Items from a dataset
········

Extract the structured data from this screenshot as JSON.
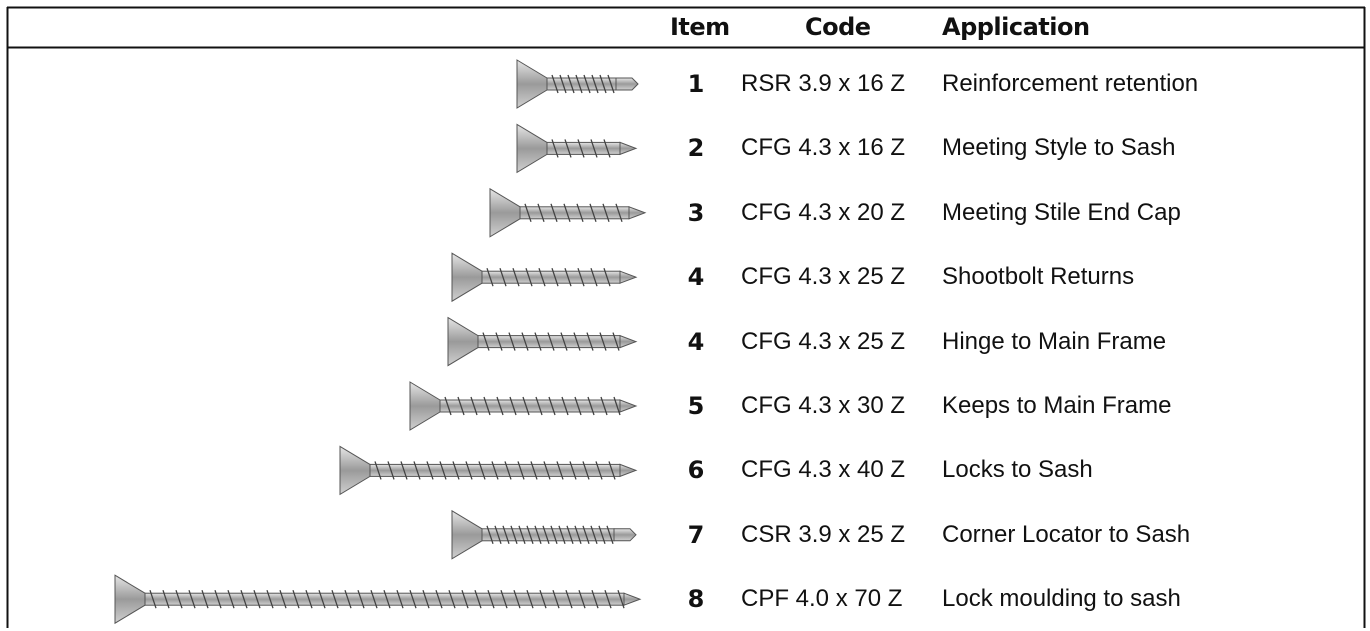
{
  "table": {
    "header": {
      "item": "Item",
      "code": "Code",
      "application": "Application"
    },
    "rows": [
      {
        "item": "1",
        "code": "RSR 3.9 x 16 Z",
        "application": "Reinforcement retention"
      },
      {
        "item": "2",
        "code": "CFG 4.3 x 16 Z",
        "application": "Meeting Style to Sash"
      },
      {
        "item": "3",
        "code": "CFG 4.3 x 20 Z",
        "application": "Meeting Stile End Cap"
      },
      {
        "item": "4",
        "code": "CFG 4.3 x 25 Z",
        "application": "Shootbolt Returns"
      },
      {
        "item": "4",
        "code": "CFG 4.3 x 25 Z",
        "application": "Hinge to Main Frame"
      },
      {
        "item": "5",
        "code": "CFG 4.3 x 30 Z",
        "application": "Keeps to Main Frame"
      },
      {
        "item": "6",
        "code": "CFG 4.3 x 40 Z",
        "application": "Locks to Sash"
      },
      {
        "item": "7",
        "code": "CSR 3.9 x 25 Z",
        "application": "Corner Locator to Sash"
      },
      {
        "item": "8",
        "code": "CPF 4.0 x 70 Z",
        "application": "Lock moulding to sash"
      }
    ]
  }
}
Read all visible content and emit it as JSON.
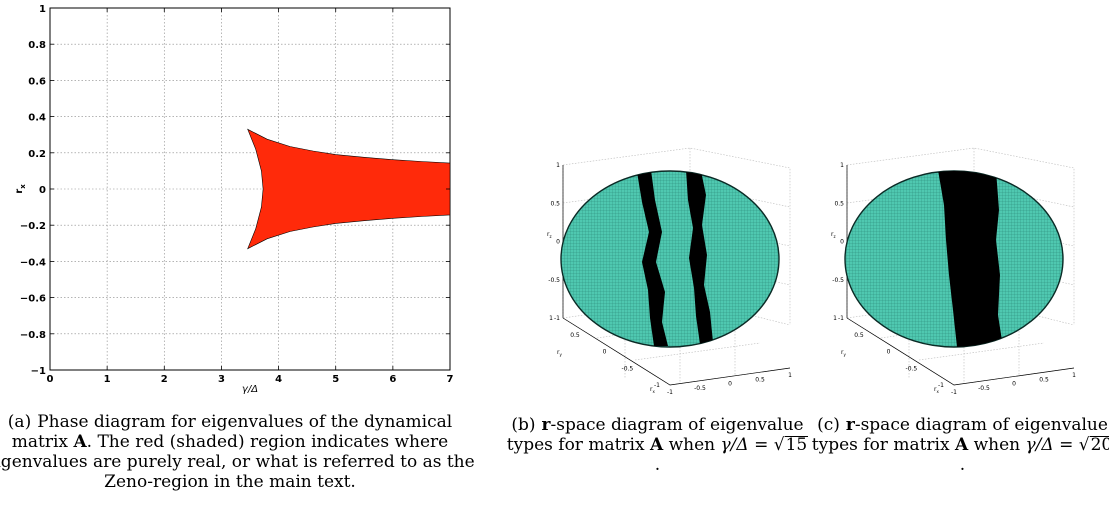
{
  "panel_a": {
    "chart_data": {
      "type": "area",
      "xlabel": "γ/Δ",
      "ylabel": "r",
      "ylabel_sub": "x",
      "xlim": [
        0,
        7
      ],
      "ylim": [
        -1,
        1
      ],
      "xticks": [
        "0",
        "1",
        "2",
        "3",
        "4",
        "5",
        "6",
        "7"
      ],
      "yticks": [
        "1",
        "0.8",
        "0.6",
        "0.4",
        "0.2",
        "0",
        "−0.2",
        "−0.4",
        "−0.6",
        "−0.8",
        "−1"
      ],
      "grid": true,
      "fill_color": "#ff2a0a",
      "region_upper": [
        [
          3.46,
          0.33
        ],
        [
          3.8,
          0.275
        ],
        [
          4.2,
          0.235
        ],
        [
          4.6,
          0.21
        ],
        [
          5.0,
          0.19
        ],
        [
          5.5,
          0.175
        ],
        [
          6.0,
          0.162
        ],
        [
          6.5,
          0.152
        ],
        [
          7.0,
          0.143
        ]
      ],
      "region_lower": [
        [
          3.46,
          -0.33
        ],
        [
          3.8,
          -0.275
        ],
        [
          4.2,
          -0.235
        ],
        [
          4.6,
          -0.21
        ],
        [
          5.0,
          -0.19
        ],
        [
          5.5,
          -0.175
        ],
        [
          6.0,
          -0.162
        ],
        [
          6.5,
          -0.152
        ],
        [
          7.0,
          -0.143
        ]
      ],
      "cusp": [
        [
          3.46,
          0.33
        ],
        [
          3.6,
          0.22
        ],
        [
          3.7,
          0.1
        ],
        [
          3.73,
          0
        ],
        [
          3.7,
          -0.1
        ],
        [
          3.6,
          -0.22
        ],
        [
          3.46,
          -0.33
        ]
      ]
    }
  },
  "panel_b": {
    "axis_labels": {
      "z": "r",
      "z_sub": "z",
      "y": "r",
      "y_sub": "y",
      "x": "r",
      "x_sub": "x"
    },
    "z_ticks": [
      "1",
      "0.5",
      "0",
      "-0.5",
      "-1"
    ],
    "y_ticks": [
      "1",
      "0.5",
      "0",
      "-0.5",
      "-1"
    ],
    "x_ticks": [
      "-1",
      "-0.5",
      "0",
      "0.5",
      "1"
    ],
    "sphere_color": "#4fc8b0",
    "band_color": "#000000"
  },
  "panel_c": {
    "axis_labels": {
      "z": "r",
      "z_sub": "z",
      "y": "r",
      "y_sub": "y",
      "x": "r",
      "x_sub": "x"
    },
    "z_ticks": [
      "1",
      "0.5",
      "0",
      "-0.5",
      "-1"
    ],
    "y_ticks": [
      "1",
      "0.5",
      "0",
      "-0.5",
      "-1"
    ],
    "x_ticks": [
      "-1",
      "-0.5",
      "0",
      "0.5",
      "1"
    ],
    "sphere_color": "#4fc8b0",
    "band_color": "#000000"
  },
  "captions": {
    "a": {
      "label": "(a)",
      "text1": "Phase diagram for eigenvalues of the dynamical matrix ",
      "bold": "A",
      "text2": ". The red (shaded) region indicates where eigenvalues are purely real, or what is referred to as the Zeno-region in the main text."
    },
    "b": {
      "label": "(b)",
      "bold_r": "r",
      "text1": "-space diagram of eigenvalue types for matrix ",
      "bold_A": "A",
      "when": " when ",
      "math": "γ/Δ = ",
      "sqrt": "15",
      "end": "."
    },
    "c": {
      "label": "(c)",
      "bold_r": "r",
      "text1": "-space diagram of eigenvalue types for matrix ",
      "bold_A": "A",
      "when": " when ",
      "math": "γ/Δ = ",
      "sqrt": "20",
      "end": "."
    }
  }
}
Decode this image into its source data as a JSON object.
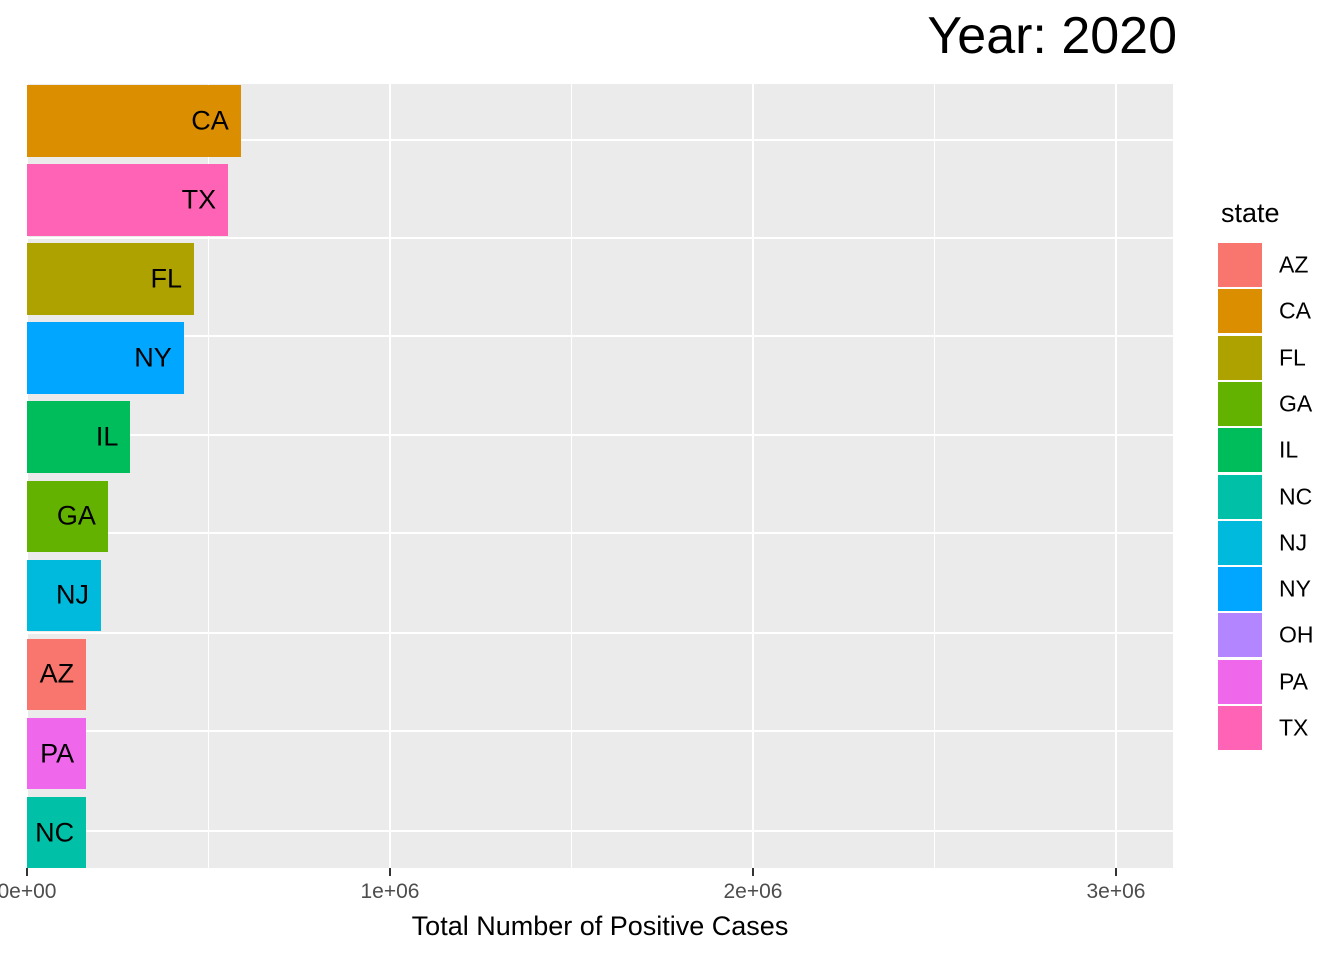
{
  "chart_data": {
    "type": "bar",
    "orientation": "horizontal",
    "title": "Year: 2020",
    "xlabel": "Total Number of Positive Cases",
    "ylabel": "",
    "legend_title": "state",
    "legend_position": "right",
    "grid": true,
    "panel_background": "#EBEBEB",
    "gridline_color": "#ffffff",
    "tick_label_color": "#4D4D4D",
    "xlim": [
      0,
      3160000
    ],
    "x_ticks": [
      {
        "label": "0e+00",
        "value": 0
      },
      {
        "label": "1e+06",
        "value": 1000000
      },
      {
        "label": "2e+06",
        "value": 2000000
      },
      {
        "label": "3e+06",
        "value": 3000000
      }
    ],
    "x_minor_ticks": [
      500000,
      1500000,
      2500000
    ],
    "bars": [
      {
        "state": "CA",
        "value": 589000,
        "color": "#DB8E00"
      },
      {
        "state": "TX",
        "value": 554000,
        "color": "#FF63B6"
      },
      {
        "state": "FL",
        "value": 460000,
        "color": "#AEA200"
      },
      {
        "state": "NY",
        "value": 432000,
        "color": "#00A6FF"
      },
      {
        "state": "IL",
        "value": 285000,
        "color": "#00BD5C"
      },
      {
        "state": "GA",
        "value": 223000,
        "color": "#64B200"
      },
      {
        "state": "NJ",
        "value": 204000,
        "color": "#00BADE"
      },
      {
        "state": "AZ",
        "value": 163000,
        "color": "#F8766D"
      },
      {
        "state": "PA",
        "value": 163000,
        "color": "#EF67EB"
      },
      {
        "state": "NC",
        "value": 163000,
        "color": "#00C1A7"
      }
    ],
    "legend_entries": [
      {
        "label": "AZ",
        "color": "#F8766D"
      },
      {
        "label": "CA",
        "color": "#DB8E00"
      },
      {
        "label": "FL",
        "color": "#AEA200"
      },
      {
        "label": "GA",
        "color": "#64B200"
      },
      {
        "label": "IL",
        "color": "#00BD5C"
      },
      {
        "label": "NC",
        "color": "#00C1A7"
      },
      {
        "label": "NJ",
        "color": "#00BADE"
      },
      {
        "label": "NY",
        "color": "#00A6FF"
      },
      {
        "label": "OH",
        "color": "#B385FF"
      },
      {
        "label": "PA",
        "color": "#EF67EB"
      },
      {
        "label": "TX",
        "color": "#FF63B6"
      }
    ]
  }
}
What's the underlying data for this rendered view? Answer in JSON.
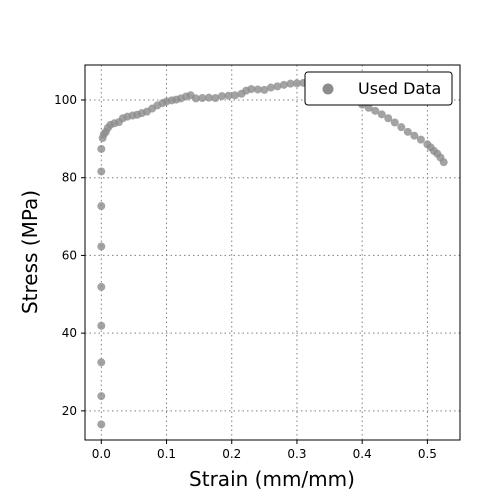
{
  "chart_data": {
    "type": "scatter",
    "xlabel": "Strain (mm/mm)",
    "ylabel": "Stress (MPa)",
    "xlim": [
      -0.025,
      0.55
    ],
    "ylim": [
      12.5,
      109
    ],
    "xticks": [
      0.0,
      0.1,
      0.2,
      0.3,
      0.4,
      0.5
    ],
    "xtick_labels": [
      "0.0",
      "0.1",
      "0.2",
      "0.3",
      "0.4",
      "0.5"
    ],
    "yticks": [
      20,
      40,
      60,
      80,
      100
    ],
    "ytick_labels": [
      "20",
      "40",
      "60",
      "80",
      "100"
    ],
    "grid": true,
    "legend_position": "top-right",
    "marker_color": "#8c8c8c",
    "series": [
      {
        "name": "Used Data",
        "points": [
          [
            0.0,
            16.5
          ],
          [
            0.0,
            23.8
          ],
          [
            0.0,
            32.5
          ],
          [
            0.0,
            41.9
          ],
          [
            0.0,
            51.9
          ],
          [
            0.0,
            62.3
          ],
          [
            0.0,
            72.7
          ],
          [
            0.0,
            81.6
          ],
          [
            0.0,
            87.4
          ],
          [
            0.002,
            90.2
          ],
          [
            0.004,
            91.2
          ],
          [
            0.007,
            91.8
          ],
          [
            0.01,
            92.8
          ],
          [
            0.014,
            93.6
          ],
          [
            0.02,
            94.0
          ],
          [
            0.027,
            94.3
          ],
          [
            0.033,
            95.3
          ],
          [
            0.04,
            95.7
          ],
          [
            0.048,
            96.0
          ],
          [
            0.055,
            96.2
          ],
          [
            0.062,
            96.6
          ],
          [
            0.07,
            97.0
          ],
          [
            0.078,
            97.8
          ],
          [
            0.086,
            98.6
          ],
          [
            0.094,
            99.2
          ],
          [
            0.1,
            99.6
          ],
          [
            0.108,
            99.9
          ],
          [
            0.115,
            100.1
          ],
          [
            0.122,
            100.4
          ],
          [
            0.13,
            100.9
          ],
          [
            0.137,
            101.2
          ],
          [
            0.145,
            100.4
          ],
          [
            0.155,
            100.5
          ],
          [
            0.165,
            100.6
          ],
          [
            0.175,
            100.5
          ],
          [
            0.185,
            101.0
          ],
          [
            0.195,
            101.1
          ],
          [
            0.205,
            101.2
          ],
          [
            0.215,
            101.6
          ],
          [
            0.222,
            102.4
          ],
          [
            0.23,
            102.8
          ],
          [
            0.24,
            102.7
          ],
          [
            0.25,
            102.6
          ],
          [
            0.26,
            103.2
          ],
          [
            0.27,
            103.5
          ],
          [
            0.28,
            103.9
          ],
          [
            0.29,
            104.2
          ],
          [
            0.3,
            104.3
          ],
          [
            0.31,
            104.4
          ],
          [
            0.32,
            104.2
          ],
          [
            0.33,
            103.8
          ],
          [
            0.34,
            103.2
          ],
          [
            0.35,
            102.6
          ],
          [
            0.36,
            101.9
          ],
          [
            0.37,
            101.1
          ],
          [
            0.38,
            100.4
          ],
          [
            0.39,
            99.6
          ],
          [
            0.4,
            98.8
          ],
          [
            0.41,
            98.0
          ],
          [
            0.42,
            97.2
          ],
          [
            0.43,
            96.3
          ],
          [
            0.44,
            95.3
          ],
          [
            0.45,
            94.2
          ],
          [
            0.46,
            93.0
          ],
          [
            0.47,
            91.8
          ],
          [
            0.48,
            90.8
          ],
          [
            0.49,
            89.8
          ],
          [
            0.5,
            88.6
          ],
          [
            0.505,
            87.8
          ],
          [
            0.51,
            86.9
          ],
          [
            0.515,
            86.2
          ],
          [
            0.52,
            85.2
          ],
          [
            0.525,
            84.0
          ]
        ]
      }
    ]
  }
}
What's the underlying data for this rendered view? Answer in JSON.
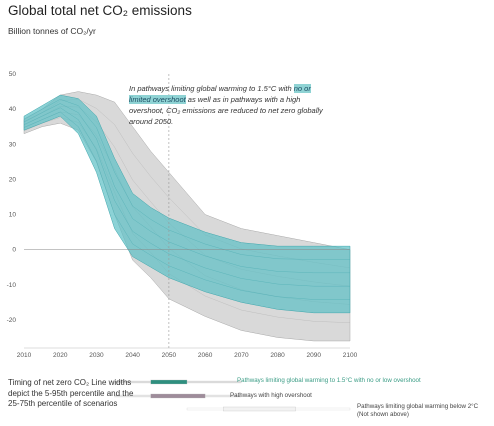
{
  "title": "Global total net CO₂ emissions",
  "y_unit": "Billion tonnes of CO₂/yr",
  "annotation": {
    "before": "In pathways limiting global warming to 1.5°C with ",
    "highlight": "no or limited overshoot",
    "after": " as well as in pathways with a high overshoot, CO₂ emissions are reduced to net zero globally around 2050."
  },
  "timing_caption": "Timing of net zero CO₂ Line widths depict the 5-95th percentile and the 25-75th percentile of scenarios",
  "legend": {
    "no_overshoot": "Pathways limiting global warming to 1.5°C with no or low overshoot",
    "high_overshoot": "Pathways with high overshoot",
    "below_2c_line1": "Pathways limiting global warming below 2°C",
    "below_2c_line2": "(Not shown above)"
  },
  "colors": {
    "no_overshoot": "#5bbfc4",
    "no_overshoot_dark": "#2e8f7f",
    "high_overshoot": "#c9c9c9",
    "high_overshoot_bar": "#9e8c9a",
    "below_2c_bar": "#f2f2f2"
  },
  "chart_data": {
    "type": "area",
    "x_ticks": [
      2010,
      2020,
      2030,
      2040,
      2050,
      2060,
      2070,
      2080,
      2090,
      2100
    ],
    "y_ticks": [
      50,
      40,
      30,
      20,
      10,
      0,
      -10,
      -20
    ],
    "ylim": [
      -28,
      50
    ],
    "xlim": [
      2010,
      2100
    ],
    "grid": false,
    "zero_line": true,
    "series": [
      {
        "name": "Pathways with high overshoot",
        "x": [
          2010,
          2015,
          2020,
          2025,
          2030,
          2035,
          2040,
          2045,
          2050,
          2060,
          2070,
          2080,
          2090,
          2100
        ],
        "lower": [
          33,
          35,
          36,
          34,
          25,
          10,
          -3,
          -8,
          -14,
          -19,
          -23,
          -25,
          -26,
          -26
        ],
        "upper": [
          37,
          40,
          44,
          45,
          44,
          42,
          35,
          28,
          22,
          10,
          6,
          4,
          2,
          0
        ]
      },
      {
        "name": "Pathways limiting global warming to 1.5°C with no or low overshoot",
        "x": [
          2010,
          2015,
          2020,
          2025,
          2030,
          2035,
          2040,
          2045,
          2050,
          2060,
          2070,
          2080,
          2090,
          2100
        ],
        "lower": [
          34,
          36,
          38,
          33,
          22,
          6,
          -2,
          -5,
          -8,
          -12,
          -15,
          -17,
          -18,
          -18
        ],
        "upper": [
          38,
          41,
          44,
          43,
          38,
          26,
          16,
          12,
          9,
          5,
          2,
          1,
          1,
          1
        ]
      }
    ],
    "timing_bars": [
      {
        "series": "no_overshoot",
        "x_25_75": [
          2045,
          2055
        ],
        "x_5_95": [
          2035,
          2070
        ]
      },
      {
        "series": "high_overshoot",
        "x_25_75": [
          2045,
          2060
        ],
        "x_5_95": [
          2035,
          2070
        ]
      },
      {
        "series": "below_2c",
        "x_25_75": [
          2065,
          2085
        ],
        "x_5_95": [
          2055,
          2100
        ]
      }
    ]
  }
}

········

Return all the lines that contain the string "JSON".

▸ **SOLVED EXERCISE**:
Extract the structured data from this screenshot as JSON.
Read all visible content and emit it as JSON.
Decode this image into its source data as a JSON object.
What's the underlying data for this rendered view? Answer in JSON.
What's the underlying data for this rendered view? Answer in JSON.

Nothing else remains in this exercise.